(Recorded data):
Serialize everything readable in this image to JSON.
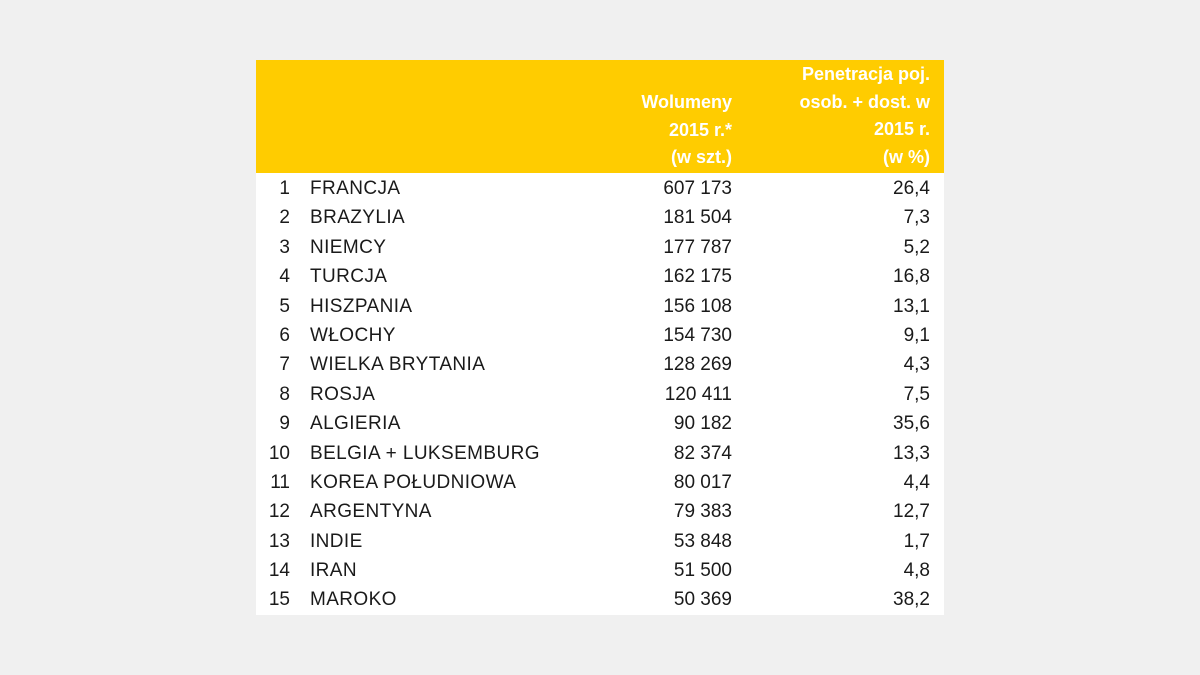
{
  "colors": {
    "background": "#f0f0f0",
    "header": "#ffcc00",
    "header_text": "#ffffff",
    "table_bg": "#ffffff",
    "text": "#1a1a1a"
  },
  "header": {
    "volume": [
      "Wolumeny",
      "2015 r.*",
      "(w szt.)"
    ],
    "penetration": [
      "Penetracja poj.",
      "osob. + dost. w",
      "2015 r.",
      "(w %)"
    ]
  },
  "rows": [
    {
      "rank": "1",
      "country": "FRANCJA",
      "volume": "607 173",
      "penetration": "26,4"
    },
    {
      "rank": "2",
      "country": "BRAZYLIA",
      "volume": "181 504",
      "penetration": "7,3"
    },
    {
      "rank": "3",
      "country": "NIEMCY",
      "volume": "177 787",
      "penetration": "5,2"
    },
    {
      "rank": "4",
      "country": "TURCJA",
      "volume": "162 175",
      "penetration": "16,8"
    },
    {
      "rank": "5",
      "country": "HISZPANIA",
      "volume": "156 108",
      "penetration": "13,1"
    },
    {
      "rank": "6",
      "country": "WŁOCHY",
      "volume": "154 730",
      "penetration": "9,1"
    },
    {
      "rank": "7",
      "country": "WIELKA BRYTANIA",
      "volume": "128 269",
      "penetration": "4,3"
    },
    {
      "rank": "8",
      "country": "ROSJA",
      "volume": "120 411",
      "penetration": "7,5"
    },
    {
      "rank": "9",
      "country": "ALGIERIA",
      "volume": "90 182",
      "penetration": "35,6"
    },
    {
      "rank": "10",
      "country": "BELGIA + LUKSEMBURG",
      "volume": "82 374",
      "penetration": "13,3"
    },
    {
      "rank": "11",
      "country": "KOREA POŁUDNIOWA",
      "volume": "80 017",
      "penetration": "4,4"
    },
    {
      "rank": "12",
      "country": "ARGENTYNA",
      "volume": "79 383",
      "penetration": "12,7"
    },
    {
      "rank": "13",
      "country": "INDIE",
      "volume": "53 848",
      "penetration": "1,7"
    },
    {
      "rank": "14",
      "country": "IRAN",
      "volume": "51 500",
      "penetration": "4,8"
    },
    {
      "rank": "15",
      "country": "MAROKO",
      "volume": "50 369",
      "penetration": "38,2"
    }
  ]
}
...
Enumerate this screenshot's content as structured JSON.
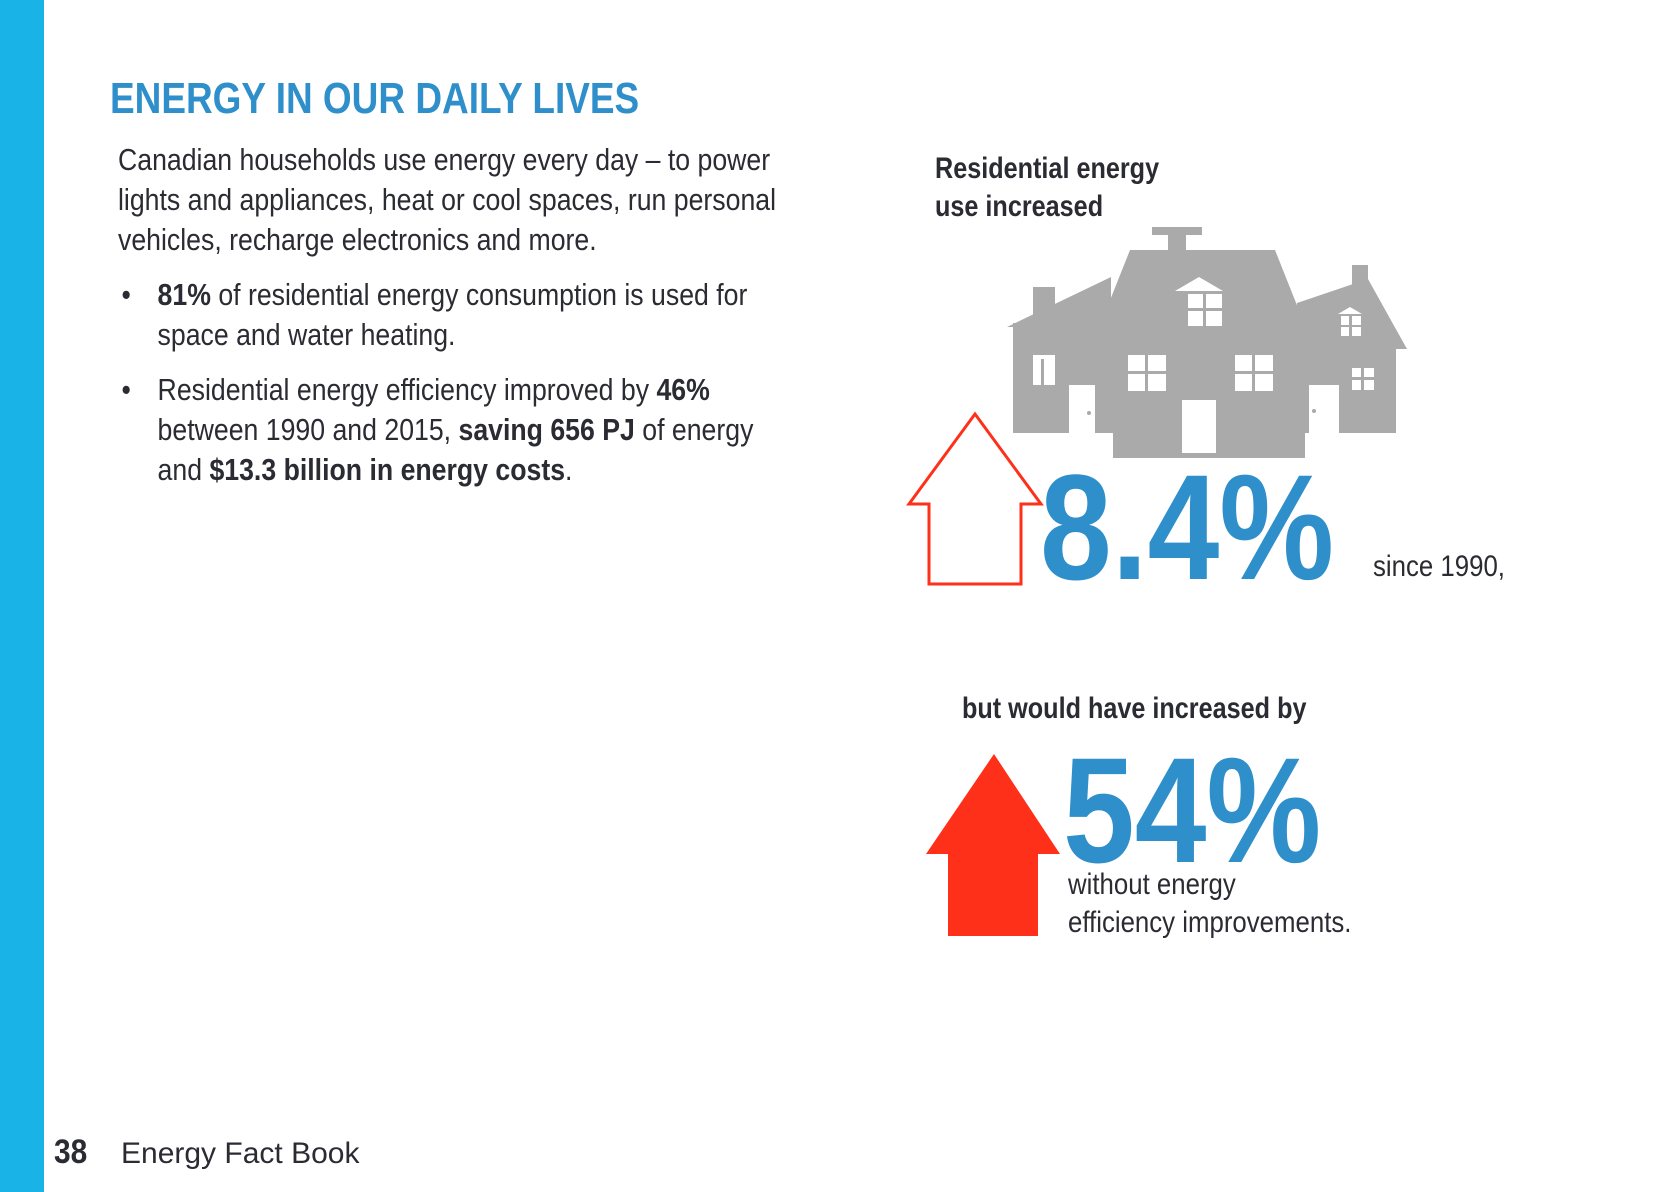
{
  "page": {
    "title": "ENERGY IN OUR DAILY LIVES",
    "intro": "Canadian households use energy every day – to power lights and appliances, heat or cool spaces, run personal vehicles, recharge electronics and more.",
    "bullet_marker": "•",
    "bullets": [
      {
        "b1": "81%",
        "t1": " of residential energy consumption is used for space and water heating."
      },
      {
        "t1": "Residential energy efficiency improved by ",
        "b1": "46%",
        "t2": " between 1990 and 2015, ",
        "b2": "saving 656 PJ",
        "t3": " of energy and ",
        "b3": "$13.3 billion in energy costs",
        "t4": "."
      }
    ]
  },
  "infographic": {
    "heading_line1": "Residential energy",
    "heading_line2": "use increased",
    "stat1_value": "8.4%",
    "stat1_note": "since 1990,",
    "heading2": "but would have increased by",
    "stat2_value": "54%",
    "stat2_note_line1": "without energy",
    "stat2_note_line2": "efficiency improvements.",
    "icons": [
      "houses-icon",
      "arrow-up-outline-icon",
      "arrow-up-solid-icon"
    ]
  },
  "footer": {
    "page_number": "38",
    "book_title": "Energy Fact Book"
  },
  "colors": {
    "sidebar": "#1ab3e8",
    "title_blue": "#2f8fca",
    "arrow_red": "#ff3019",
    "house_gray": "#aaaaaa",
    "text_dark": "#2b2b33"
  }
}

(PROBLEM REQUIREMENTS): Read the entries and select each line where the word "increased" is found.

(FULL RESPONSE):
    "heading_line2": "use increased",
    "heading2": "but would have increased by",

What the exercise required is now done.